- **Exercise instructions**:
All entries below are to be set down again, identical to the source.

--- Records to use ---

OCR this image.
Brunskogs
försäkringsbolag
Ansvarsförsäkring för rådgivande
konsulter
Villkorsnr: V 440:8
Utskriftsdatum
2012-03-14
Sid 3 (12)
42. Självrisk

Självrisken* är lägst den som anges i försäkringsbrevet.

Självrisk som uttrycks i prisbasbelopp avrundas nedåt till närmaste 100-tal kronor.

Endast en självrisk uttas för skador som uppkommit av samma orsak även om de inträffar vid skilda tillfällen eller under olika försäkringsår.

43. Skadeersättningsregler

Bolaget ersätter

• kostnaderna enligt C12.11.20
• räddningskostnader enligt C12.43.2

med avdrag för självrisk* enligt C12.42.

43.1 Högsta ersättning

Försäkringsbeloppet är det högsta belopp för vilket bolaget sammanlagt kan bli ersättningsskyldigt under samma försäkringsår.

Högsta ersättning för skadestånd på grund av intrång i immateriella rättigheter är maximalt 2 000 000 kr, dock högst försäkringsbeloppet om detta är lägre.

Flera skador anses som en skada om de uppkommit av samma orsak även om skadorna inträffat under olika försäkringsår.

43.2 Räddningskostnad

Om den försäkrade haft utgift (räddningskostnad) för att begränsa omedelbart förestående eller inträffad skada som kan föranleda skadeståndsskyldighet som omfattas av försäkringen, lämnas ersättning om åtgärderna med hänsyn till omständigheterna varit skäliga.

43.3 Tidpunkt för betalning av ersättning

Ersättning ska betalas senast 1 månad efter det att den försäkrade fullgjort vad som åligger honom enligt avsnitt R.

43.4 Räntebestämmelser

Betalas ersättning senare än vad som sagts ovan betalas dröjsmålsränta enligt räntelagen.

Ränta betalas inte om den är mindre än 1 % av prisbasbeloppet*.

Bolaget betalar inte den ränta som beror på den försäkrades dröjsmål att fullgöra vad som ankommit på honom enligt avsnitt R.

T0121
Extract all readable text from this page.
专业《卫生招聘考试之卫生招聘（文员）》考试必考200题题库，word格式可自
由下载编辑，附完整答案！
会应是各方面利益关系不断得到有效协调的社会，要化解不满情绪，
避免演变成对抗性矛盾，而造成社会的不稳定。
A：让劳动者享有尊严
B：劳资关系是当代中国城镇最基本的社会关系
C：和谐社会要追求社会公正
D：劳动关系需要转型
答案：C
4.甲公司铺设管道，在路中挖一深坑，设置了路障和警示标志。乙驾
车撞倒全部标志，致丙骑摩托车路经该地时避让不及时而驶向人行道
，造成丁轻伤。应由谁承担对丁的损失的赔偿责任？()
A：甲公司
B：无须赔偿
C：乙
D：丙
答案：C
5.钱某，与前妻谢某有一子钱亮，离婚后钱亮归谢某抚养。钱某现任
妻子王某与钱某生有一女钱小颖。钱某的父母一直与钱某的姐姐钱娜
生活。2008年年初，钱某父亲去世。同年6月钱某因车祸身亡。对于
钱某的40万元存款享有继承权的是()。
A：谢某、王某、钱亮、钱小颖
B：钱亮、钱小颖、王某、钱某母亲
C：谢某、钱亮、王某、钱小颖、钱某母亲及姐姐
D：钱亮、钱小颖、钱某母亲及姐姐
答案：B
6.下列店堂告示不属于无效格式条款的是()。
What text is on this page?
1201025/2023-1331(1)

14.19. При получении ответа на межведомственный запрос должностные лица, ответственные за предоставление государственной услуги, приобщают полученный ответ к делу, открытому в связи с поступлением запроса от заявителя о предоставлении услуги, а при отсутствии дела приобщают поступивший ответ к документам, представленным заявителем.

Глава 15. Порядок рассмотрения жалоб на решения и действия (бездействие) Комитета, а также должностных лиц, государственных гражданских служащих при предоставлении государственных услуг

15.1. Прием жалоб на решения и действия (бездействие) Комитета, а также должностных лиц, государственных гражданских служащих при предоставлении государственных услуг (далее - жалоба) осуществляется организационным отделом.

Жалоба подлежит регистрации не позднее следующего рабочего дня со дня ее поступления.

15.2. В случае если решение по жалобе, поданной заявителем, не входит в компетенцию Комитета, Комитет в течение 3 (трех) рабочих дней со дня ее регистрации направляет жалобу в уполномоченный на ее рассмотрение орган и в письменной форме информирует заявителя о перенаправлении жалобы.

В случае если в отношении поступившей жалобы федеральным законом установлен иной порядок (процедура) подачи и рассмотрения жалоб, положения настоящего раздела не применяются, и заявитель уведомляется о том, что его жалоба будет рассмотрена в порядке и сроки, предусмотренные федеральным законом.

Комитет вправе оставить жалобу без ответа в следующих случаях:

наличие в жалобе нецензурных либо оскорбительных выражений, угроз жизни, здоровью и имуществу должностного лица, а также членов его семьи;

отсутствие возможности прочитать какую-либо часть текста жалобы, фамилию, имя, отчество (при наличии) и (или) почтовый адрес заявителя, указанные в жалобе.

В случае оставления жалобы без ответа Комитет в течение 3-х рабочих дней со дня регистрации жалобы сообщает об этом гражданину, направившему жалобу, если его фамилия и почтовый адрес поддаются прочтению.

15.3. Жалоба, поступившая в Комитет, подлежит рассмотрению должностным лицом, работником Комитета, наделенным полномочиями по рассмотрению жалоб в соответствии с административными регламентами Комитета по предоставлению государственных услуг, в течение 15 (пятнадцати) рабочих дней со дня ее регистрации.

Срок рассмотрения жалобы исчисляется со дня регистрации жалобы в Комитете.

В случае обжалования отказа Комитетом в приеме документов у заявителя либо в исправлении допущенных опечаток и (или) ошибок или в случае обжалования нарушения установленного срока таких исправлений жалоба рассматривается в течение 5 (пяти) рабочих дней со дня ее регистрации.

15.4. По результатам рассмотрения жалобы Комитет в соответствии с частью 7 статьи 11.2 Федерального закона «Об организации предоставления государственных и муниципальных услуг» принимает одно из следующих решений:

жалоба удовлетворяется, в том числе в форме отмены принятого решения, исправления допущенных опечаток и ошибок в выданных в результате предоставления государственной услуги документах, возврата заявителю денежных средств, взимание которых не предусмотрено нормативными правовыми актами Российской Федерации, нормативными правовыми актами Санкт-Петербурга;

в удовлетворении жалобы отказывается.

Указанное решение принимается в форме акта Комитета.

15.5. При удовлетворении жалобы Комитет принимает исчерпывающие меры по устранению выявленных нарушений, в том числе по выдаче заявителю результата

---

- **Solution below**:
OCR this image.
Brunskogs
försäkringsbolag
Ansvarsförsäkring för rådgivande
konsulter
Villkorsnr: V 440:8
Utskriftsdatum
2012-03-14
Sid 3 (12)
42. Självrisk

Självrisken* är lägst den som anges i försäkringsbrevet.

Självrisk som uttrycks i prisbasbelopp avrundas nedåt till närmaste 100-tal kronor.

Endast en självrisk uttas för skador som uppkommit av samma orsak även om de inträffar vid skilda tillfällen eller under olika försäkringsår.

43. Skadeersättningsregler

Bolaget ersätter

• kostnaderna enligt C12.11.20
• räddningskostnader enligt C12.43.2

med avdrag för självrisk* enligt C12.42.

43.1 Högsta ersättning

Försäkringsbeloppet är det högsta belopp för vilket bolaget sammanlagt kan bli ersättningsskyldigt under samma försäkringsår.

Högsta ersättning för skadestånd på grund av intrång i immateriella rättigheter är maximalt 2 000 000 kr, dock högst försäkringsbeloppet om detta är lägre.

Flera skador anses som en skada om de uppkommit av samma orsak även om skadorna inträffat under olika försäkringsår.

43.2 Räddningskostnad

Om den försäkrade haft utgift (räddningskostnad) för att begränsa omedelbart förestående eller inträffad skada som kan föranleda skadeståndsskyldighet som omfattas av försäkringen, lämnas ersättning om åtgärderna med hänsyn till omständigheterna varit skäliga.

43.3 Tidpunkt för betalning av ersättning

Ersättning ska betalas senast 1 månad efter det att den försäkrade fullgjort vad som åligger honom enligt avsnitt R.

43.4 Räntebestämmelser

Betalas ersättning senare än vad som sagts ovan betalas dröjsmålsränta enligt räntelagen.

Ränta betalas inte om den är mindre än 1 % av prisbasbeloppet*.

Bolaget betalar inte den ränta som beror på den försäkrades dröjsmål att fullgöra vad som ankommit på honom enligt avsnitt R.

T0121
Extract all readable text from this page.
专业《卫生招聘考试之卫生招聘（文员）》考试必考200题题库，word格式可自
由下载编辑，附完整答案！
会应是各方面利益关系不断得到有效协调的社会，要化解不满情绪，
避免演变成对抗性矛盾，而造成社会的不稳定。
A：让劳动者享有尊严
B：劳资关系是当代中国城镇最基本的社会关系
C：和谐社会要追求社会公正
D：劳动关系需要转型
答案：C
4.甲公司铺设管道，在路中挖一深坑，设置了路障和警示标志。乙驾
车撞倒全部标志，致丙骑摩托车路经该地时避让不及时而驶向人行道
，造成丁轻伤。应由谁承担对丁的损失的赔偿责任？()
A：甲公司
B：无须赔偿
C：乙
D：丙
答案：C
5.钱某，与前妻谢某有一子钱亮，离婚后钱亮归谢某抚养。钱某现任
妻子王某与钱某生有一女钱小颖。钱某的父母一直与钱某的姐姐钱娜
生活。2008年年初，钱某父亲去世。同年6月钱某因车祸身亡。对于
钱某的40万元存款享有继承权的是()。
A：谢某、王某、钱亮、钱小颖
B：钱亮、钱小颖、王某、钱某母亲
C：谢某、钱亮、王某、钱小颖、钱某母亲及姐姐
D：钱亮、钱小颖、钱某母亲及姐姐
答案：B
6.下列店堂告示不属于无效格式条款的是()。
What text is on this page?
1201025/2023-1331(1)

14.19. При получении ответа на межведомственный запрос должностные лица, ответственные за предоставление государственной услуги, приобщают полученный ответ к делу, открытому в связи с поступлением запроса от заявителя о предоставлении услуги, а при отсутствии дела приобщают поступивший ответ к документам, представленным заявителем.

Глава 15. Порядок рассмотрения жалоб на решения и действия (бездействие) Комитета, а также должностных лиц, государственных гражданских служащих при предоставлении государственных услуг

15.1. Прием жалоб на решения и действия (бездействие) Комитета, а также должностных лиц, государственных гражданских служащих при предоставлении государственных услуг (далее - жалоба) осуществляется организационным отделом.

Жалоба подлежит регистрации не позднее следующего рабочего дня со дня ее поступления.

15.2. В случае если решение по жалобе, поданной заявителем, не входит в компетенцию Комитета, Комитет в течение 3 (трех) рабочих дней со дня ее регистрации направляет жалобу в уполномоченный на ее рассмотрение орган и в письменной форме информирует заявителя о перенаправлении жалобы.

В случае если в отношении поступившей жалобы федеральным законом установлен иной порядок (процедура) подачи и рассмотрения жалоб, положения настоящего раздела не применяются, и заявитель уведомляется о том, что его жалоба будет рассмотрена в порядке и сроки, предусмотренные федеральным законом.

Комитет вправе оставить жалобу без ответа в следующих случаях:

наличие в жалобе нецензурных либо оскорбительных выражений, угроз жизни, здоровью и имуществу должностного лица, а также членов его семьи;

отсутствие возможности прочитать какую-либо часть текста жалобы, фамилию, имя, отчество (при наличии) и (или) почтовый адрес заявителя, указанные в жалобе.

В случае оставления жалобы без ответа Комитет в течение 3-х рабочих дней со дня регистрации жалобы сообщает об этом гражданину, направившему жалобу, если его фамилия и почтовый адрес поддаются прочтению.

15.3. Жалоба, поступившая в Комитет, подлежит рассмотрению должностным лицом, работником Комитета, наделенным полномочиями по рассмотрению жалоб в соответствии с административными регламентами Комитета по предоставлению государственных услуг, в течение 15 (пятнадцати) рабочих дней со дня ее регистрации.

Срок рассмотрения жалобы исчисляется со дня регистрации жалобы в Комитете.

В случае обжалования отказа Комитетом в приеме документов у заявителя либо в исправлении допущенных опечаток и (или) ошибок или в случае обжалования нарушения установленного срока таких исправлений жалоба рассматривается в течение 5 (пяти) рабочих дней со дня ее регистрации.

15.4. По результатам рассмотрения жалобы Комитет в соответствии с частью 7 статьи 11.2 Федерального закона «Об организации предоставления государственных и муниципальных услуг» принимает одно из следующих решений:

жалоба удовлетворяется, в том числе в форме отмены принятого решения, исправления допущенных опечаток и ошибок в выданных в результате предоставления государственной услуги документах, возврата заявителю денежных средств, взимание которых не предусмотрено нормативными правовыми актами Российской Федерации, нормативными правовыми актами Санкт-Петербурга;

в удовлетворении жалобы отказывается.

Указанное решение принимается в форме акта Комитета.

15.5. При удовлетворении жалобы Комитет принимает исчерпывающие меры по устранению выявленных нарушений, в том числе по выдаче заявителю результата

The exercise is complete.